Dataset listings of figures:
= = = =

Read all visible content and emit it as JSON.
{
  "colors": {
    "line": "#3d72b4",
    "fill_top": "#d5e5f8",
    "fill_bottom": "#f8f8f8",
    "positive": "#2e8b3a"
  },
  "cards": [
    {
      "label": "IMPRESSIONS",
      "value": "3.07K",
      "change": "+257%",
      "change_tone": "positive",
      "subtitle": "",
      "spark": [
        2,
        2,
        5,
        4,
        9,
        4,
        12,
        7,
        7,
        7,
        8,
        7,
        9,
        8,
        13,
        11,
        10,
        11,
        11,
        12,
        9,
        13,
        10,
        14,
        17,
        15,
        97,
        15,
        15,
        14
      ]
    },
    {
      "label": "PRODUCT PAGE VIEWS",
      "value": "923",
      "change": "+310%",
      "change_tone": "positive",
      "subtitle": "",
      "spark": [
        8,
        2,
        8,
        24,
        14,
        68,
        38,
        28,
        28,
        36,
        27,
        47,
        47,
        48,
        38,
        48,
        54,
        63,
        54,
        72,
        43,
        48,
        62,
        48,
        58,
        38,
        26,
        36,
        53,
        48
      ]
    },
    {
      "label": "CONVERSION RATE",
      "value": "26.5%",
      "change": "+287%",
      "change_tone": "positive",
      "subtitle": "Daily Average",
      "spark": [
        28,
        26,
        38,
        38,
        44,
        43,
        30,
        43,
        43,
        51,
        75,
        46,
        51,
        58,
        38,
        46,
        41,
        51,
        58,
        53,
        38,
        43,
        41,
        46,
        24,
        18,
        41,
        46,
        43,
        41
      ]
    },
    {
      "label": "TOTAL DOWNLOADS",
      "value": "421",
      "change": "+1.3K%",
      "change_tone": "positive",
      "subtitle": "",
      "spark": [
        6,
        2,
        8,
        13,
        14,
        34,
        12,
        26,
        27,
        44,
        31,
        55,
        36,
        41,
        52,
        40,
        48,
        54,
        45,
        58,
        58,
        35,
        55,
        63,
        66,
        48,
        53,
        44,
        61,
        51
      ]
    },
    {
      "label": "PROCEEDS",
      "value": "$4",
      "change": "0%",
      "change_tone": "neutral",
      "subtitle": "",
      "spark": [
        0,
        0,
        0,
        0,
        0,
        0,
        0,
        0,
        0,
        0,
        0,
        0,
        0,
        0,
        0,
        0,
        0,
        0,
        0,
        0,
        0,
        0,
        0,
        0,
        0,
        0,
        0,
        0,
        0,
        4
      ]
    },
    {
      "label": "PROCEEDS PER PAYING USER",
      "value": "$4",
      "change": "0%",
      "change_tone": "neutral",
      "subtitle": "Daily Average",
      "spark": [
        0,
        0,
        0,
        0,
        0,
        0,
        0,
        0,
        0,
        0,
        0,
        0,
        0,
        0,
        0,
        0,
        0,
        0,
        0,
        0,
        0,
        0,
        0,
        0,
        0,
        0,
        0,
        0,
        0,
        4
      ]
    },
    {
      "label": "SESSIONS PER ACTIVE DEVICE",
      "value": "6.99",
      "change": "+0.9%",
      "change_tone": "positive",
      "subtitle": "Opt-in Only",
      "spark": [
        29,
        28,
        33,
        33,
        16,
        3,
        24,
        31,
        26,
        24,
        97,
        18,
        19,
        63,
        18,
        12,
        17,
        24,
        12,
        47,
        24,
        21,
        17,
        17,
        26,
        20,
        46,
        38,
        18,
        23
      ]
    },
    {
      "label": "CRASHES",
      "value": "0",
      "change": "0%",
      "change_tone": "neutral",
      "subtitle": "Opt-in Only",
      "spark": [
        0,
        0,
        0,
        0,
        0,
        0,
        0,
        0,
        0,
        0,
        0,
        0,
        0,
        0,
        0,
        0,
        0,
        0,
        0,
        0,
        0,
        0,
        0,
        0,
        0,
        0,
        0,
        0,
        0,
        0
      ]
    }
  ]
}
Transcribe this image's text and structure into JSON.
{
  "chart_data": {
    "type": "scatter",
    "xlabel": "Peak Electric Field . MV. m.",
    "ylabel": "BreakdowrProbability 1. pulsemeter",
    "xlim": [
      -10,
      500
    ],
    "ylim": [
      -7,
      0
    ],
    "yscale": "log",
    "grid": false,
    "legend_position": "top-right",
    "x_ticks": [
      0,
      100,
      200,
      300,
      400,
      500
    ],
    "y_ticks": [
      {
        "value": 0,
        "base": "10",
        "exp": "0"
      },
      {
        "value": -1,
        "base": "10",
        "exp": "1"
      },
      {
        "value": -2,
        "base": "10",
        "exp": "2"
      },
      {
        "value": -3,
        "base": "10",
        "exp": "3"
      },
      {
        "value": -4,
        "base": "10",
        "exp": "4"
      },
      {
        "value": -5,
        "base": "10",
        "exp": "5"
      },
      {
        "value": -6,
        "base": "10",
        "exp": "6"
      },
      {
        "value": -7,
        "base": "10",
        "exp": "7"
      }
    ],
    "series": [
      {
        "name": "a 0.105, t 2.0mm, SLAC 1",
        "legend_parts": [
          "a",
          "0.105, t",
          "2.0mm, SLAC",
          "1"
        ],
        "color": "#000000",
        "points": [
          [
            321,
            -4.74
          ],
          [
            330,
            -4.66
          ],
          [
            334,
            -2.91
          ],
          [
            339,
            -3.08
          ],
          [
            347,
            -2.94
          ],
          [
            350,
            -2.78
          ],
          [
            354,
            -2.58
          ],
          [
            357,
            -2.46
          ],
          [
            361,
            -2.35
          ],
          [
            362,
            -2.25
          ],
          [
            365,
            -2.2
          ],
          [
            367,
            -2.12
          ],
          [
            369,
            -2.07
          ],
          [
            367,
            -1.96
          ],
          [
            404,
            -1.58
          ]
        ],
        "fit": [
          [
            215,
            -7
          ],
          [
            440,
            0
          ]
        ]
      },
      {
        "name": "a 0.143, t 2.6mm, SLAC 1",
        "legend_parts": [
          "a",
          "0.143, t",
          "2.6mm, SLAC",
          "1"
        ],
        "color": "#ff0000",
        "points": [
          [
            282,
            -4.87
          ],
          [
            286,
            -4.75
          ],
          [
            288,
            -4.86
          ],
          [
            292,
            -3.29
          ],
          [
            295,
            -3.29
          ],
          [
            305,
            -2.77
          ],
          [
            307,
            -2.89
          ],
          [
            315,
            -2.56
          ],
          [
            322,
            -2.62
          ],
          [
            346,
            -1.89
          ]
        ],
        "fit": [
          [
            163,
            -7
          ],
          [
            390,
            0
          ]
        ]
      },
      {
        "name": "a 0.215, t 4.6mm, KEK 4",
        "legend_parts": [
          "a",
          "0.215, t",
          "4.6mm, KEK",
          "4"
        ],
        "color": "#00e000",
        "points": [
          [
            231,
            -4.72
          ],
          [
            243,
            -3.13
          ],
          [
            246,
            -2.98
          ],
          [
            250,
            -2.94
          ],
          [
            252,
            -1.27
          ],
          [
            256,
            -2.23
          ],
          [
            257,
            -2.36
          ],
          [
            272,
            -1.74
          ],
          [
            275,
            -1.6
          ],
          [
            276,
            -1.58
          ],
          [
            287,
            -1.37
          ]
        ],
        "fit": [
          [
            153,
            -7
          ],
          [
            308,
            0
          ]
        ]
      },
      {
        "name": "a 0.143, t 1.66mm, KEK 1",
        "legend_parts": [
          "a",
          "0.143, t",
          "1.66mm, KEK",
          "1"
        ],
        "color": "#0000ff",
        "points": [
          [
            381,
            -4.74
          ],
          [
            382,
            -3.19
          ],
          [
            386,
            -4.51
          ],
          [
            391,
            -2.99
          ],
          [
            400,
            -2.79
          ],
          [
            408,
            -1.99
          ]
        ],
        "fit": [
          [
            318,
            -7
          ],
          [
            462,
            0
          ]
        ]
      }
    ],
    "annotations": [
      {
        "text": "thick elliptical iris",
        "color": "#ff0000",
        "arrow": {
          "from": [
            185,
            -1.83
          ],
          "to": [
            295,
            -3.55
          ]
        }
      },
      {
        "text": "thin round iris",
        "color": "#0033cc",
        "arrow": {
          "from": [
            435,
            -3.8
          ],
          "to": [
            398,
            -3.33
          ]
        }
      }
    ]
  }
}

= = = =

The exercise: Of the lines in the listing above, how many hold the string "PROCEEDS"? Reply with the number only.

Task result: 2